PROBLEM STATEMENT. Only the number is needed: how many lines contain the word "para"?

SUPPLIED MATERIAL.
□ □ □ □ □

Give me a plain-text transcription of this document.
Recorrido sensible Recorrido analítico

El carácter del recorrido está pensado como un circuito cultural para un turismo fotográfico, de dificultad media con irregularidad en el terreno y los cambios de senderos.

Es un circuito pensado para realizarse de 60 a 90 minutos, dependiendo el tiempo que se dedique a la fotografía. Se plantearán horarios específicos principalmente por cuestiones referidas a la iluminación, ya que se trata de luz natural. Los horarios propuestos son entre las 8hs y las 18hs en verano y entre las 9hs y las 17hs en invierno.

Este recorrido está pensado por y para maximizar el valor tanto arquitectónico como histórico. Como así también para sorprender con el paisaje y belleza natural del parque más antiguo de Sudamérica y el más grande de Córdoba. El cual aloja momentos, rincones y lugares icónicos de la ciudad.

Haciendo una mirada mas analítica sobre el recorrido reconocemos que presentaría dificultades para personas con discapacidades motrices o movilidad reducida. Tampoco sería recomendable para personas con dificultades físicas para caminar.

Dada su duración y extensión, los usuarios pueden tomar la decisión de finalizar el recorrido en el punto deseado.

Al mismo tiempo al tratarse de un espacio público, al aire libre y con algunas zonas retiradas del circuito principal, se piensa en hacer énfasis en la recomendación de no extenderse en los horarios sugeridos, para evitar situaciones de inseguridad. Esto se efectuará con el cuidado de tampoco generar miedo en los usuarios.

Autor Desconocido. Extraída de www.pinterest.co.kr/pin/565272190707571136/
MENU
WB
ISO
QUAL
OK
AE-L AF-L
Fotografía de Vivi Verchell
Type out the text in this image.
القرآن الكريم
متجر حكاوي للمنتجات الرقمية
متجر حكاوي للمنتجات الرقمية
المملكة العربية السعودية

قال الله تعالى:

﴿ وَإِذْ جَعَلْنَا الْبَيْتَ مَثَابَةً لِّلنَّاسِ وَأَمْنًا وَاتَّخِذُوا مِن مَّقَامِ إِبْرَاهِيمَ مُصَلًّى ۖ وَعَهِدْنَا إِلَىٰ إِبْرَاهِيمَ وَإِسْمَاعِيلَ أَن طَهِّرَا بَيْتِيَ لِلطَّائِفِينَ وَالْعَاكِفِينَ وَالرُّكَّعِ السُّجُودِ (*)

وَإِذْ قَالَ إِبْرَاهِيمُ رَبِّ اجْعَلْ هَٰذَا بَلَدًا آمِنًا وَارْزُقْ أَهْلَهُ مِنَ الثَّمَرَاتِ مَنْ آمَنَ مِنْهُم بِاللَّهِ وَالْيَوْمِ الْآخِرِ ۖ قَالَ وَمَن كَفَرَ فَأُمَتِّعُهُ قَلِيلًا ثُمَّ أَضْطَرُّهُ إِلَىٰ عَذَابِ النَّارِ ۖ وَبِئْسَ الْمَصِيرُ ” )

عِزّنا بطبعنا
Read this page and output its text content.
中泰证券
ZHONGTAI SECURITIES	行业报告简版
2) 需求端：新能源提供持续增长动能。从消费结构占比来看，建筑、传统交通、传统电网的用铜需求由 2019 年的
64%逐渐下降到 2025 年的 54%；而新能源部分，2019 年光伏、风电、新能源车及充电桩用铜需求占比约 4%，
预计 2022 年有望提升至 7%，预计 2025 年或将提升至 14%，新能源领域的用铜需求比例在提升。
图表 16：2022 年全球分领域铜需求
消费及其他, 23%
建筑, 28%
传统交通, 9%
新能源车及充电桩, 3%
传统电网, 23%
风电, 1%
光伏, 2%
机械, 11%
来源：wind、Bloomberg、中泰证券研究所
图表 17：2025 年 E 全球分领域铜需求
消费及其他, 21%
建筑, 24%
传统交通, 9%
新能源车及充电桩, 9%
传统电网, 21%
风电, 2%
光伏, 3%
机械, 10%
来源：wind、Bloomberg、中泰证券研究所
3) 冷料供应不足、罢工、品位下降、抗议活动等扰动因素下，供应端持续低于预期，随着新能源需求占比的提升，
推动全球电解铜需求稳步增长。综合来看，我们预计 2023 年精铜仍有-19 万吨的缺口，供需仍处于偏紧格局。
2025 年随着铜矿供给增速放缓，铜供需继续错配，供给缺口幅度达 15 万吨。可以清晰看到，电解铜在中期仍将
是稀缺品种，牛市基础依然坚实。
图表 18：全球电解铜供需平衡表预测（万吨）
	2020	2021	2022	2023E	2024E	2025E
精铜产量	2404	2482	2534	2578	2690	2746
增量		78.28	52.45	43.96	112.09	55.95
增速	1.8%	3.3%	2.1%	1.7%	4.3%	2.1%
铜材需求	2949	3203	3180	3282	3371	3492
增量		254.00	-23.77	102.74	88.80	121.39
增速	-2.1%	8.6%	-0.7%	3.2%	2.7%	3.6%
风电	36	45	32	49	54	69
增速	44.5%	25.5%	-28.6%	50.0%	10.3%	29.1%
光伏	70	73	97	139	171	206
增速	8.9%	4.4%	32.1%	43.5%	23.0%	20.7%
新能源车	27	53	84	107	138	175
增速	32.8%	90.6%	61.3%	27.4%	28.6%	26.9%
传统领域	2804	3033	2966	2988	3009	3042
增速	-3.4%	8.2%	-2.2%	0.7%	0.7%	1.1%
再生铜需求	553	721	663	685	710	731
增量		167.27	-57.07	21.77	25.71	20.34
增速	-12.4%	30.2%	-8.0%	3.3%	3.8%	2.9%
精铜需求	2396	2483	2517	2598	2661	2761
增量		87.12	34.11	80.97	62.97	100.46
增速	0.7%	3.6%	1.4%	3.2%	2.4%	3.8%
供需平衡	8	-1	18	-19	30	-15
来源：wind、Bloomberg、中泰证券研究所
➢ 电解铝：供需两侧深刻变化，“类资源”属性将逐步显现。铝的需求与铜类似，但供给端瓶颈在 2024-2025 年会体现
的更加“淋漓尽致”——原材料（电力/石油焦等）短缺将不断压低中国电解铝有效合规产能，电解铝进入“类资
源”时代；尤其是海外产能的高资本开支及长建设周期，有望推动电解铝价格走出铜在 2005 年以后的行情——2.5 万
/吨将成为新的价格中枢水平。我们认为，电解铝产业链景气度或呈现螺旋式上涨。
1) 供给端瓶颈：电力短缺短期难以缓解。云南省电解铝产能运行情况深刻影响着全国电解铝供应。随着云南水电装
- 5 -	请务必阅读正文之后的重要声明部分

□ □ □ □ □

THE RESPONSE. 5